▶ Your task:
All of the records listed below should be retyped exactly.

▶ Data records:
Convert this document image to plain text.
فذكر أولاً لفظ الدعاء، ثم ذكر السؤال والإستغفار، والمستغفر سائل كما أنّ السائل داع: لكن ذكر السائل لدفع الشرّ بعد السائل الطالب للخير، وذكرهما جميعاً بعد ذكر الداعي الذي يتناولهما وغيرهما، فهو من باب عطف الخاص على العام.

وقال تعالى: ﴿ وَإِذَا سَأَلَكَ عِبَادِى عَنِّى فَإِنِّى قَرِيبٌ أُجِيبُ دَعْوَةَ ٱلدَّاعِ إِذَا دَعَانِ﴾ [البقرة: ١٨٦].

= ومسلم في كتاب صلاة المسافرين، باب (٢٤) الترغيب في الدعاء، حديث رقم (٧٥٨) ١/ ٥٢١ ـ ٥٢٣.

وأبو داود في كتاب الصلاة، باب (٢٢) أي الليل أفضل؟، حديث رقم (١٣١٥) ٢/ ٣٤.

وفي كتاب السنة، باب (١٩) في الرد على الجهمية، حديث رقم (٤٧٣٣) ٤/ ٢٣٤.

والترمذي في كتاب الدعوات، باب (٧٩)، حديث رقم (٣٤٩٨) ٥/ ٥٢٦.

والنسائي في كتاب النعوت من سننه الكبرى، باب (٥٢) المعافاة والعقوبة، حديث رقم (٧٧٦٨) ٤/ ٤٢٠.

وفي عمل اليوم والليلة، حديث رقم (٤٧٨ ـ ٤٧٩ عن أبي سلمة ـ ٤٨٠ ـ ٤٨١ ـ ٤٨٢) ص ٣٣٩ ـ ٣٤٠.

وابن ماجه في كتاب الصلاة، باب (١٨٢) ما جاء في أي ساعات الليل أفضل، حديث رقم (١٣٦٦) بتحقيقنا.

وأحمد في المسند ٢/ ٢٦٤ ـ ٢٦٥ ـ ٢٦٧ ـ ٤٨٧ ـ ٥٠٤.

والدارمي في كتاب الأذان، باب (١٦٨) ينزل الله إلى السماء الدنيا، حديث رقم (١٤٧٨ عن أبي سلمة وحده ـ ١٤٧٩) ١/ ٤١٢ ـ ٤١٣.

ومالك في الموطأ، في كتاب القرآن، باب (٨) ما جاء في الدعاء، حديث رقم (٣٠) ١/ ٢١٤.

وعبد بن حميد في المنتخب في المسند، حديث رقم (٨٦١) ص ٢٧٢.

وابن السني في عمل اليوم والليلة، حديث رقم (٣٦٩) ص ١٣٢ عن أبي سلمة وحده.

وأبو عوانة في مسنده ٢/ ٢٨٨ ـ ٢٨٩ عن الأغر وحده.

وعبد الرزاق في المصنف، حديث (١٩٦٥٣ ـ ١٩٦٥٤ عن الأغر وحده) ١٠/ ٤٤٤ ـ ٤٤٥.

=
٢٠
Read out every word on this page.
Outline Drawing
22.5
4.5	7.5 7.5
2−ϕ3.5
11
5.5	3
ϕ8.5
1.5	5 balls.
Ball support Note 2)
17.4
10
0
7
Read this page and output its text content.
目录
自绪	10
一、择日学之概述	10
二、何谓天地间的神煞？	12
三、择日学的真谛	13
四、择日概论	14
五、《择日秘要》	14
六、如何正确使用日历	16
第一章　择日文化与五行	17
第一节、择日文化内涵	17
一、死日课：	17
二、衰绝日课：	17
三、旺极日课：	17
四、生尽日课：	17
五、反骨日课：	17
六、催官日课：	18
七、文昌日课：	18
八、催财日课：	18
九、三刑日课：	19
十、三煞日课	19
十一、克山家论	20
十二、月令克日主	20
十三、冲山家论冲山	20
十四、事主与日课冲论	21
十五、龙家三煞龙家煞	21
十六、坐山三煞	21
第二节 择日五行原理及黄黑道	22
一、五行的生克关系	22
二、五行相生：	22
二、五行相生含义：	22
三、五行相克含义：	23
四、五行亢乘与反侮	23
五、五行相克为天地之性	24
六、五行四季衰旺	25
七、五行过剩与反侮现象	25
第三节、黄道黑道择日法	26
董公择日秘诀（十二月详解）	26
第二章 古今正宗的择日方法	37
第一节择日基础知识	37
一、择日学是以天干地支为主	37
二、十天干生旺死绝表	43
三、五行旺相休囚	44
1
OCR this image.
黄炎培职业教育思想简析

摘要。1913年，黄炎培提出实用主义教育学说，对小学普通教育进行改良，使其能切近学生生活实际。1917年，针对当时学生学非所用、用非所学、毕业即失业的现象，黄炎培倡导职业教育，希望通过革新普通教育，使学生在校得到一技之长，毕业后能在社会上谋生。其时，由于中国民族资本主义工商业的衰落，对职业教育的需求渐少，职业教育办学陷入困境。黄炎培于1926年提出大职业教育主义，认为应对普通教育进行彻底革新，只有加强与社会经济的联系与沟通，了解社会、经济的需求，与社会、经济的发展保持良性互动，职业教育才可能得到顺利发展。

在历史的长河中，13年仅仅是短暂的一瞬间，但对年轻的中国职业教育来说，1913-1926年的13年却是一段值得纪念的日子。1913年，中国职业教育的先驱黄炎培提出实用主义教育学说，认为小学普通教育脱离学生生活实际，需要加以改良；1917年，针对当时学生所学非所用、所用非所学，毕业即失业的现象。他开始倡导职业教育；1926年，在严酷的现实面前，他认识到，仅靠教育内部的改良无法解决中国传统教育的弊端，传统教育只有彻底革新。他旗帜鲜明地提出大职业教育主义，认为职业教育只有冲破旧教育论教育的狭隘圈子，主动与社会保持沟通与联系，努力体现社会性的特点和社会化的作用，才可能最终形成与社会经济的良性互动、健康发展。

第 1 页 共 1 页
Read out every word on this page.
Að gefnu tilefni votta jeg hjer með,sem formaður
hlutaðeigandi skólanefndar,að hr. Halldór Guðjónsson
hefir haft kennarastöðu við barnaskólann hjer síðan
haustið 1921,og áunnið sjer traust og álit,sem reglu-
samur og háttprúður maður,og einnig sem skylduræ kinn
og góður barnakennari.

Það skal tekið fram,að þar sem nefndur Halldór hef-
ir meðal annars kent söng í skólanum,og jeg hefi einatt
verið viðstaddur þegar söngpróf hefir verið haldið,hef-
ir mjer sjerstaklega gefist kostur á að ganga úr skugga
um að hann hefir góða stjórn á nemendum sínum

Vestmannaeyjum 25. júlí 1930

▶ Output of the task:
Convert this document image to plain text.
فذكر أولاً لفظ الدعاء، ثم ذكر السؤال والإستغفار، والمستغفر سائل كما أنّ السائل داع: لكن ذكر السائل لدفع الشرّ بعد السائل الطالب للخير، وذكرهما جميعاً بعد ذكر الداعي الذي يتناولهما وغيرهما، فهو من باب عطف الخاص على العام.

وقال تعالى: ﴿ وَإِذَا سَأَلَكَ عِبَادِى عَنِّى فَإِنِّى قَرِيبٌ أُجِيبُ دَعْوَةَ ٱلدَّاعِ إِذَا دَعَانِ﴾ [البقرة: ١٨٦].

= ومسلم في كتاب صلاة المسافرين، باب (٢٤) الترغيب في الدعاء، حديث رقم (٧٥٨) ١/ ٥٢١ ـ ٥٢٣.

وأبو داود في كتاب الصلاة، باب (٢٢) أي الليل أفضل؟، حديث رقم (١٣١٥) ٢/ ٣٤.

وفي كتاب السنة، باب (١٩) في الرد على الجهمية، حديث رقم (٤٧٣٣) ٤/ ٢٣٤.

والترمذي في كتاب الدعوات، باب (٧٩)، حديث رقم (٣٤٩٨) ٥/ ٥٢٦.

والنسائي في كتاب النعوت من سننه الكبرى، باب (٥٢) المعافاة والعقوبة، حديث رقم (٧٧٦٨) ٤/ ٤٢٠.

وفي عمل اليوم والليلة، حديث رقم (٤٧٨ ـ ٤٧٩ عن أبي سلمة ـ ٤٨٠ ـ ٤٨١ ـ ٤٨٢) ص ٣٣٩ ـ ٣٤٠.

وابن ماجه في كتاب الصلاة، باب (١٨٢) ما جاء في أي ساعات الليل أفضل، حديث رقم (١٣٦٦) بتحقيقنا.

وأحمد في المسند ٢/ ٢٦٤ ـ ٢٦٥ ـ ٢٦٧ ـ ٤٨٧ ـ ٥٠٤.

والدارمي في كتاب الأذان، باب (١٦٨) ينزل الله إلى السماء الدنيا، حديث رقم (١٤٧٨ عن أبي سلمة وحده ـ ١٤٧٩) ١/ ٤١٢ ـ ٤١٣.

ومالك في الموطأ، في كتاب القرآن، باب (٨) ما جاء في الدعاء، حديث رقم (٣٠) ١/ ٢١٤.

وعبد بن حميد في المنتخب في المسند، حديث رقم (٨٦١) ص ٢٧٢.

وابن السني في عمل اليوم والليلة، حديث رقم (٣٦٩) ص ١٣٢ عن أبي سلمة وحده.

وأبو عوانة في مسنده ٢/ ٢٨٨ ـ ٢٨٩ عن الأغر وحده.

وعبد الرزاق في المصنف، حديث (١٩٦٥٣ ـ ١٩٦٥٤ عن الأغر وحده) ١٠/ ٤٤٤ ـ ٤٤٥.

=
٢٠
Read out every word on this page.
Outline Drawing
22.5
4.5	7.5 7.5
2−ϕ3.5
11
5.5	3
ϕ8.5
1.5	5 balls.
Ball support Note 2)
17.4
10
0
7
Read this page and output its text content.
目录
自绪	10
一、择日学之概述	10
二、何谓天地间的神煞？	12
三、择日学的真谛	13
四、择日概论	14
五、《择日秘要》	14
六、如何正确使用日历	16
第一章　择日文化与五行	17
第一节、择日文化内涵	17
一、死日课：	17
二、衰绝日课：	17
三、旺极日课：	17
四、生尽日课：	17
五、反骨日课：	17
六、催官日课：	18
七、文昌日课：	18
八、催财日课：	18
九、三刑日课：	19
十、三煞日课	19
十一、克山家论	20
十二、月令克日主	20
十三、冲山家论冲山	20
十四、事主与日课冲论	21
十五、龙家三煞龙家煞	21
十六、坐山三煞	21
第二节 择日五行原理及黄黑道	22
一、五行的生克关系	22
二、五行相生：	22
二、五行相生含义：	22
三、五行相克含义：	23
四、五行亢乘与反侮	23
五、五行相克为天地之性	24
六、五行四季衰旺	25
七、五行过剩与反侮现象	25
第三节、黄道黑道择日法	26
董公择日秘诀（十二月详解）	26
第二章 古今正宗的择日方法	37
第一节择日基础知识	37
一、择日学是以天干地支为主	37
二、十天干生旺死绝表	43
三、五行旺相休囚	44
1
OCR this image.
黄炎培职业教育思想简析

摘要。1913年，黄炎培提出实用主义教育学说，对小学普通教育进行改良，使其能切近学生生活实际。1917年，针对当时学生学非所用、用非所学、毕业即失业的现象，黄炎培倡导职业教育，希望通过革新普通教育，使学生在校得到一技之长，毕业后能在社会上谋生。其时，由于中国民族资本主义工商业的衰落，对职业教育的需求渐少，职业教育办学陷入困境。黄炎培于1926年提出大职业教育主义，认为应对普通教育进行彻底革新，只有加强与社会经济的联系与沟通，了解社会、经济的需求，与社会、经济的发展保持良性互动，职业教育才可能得到顺利发展。

在历史的长河中，13年仅仅是短暂的一瞬间，但对年轻的中国职业教育来说，1913-1926年的13年却是一段值得纪念的日子。1913年，中国职业教育的先驱黄炎培提出实用主义教育学说，认为小学普通教育脱离学生生活实际，需要加以改良；1917年，针对当时学生所学非所用、所用非所学，毕业即失业的现象。他开始倡导职业教育；1926年，在严酷的现实面前，他认识到，仅靠教育内部的改良无法解决中国传统教育的弊端，传统教育只有彻底革新。他旗帜鲜明地提出大职业教育主义，认为职业教育只有冲破旧教育论教育的狭隘圈子，主动与社会保持沟通与联系，努力体现社会性的特点和社会化的作用，才可能最终形成与社会经济的良性互动、健康发展。

第 1 页 共 1 页
Read out every word on this page.
Að gefnu tilefni votta jeg hjer með,sem formaður
hlutaðeigandi skólanefndar,að hr. Halldór Guðjónsson
hefir haft kennarastöðu við barnaskólann hjer síðan
haustið 1921,og áunnið sjer traust og álit,sem reglu-
samur og háttprúður maður,og einnig sem skylduræ kinn
og góður barnakennari.

Það skal tekið fram,að þar sem nefndur Halldór hef-
ir meðal annars kent söng í skólanum,og jeg hefi einatt
verið viðstaddur þegar söngpróf hefir verið haldið,hef-
ir mjer sjerstaklega gefist kostur á að ganga úr skugga
um að hann hefir góða stjórn á nemendum sínum

Vestmannaeyjum 25. júlí 1930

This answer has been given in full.